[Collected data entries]
• • • • •
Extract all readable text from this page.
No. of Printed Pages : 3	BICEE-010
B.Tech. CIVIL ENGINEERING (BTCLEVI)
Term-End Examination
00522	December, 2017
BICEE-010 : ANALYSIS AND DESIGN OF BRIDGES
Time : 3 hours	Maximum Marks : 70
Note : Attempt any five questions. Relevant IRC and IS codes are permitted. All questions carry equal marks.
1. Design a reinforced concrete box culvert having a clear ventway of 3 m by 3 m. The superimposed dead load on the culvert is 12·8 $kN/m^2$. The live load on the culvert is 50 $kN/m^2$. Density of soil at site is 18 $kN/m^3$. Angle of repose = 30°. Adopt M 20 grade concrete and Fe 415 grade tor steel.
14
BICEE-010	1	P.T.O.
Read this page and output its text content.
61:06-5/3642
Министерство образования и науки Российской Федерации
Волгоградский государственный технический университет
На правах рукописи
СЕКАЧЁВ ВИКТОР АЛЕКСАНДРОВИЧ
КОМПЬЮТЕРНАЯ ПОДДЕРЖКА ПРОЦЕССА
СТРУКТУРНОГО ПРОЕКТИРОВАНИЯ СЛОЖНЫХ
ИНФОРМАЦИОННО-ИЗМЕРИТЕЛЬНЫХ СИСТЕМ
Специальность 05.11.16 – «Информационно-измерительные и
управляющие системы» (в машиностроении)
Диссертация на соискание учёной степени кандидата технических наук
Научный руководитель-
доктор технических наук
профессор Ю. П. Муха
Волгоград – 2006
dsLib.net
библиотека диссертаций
• • • • •
Exactly reproduce every line of the records.

* **Answer to this task**:
Extract all readable text from this page.
No. of Printed Pages : 3	BICEE-010
B.Tech. CIVIL ENGINEERING (BTCLEVI)
Term-End Examination
00522	December, 2017
BICEE-010 : ANALYSIS AND DESIGN OF BRIDGES
Time : 3 hours	Maximum Marks : 70
Note : Attempt any five questions. Relevant IRC and IS codes are permitted. All questions carry equal marks.
1. Design a reinforced concrete box culvert having a clear ventway of 3 m by 3 m. The superimposed dead load on the culvert is 12·8 $kN/m^2$. The live load on the culvert is 50 $kN/m^2$. Density of soil at site is 18 $kN/m^3$. Angle of repose = 30°. Adopt M 20 grade concrete and Fe 415 grade tor steel.
14
BICEE-010	1	P.T.O.
Read this page and output its text content.
61:06-5/3642
Министерство образования и науки Российской Федерации
Волгоградский государственный технический университет
На правах рукописи
СЕКАЧЁВ ВИКТОР АЛЕКСАНДРОВИЧ
КОМПЬЮТЕРНАЯ ПОДДЕРЖКА ПРОЦЕССА
СТРУКТУРНОГО ПРОЕКТИРОВАНИЯ СЛОЖНЫХ
ИНФОРМАЦИОННО-ИЗМЕРИТЕЛЬНЫХ СИСТЕМ
Специальность 05.11.16 – «Информационно-измерительные и
управляющие системы» (в машиностроении)
Диссертация на соискание учёной степени кандидата технических наук
Научный руководитель-
доктор технических наук
профессор Ю. П. Муха
Волгоград – 2006
dsLib.net
библиотека диссертаций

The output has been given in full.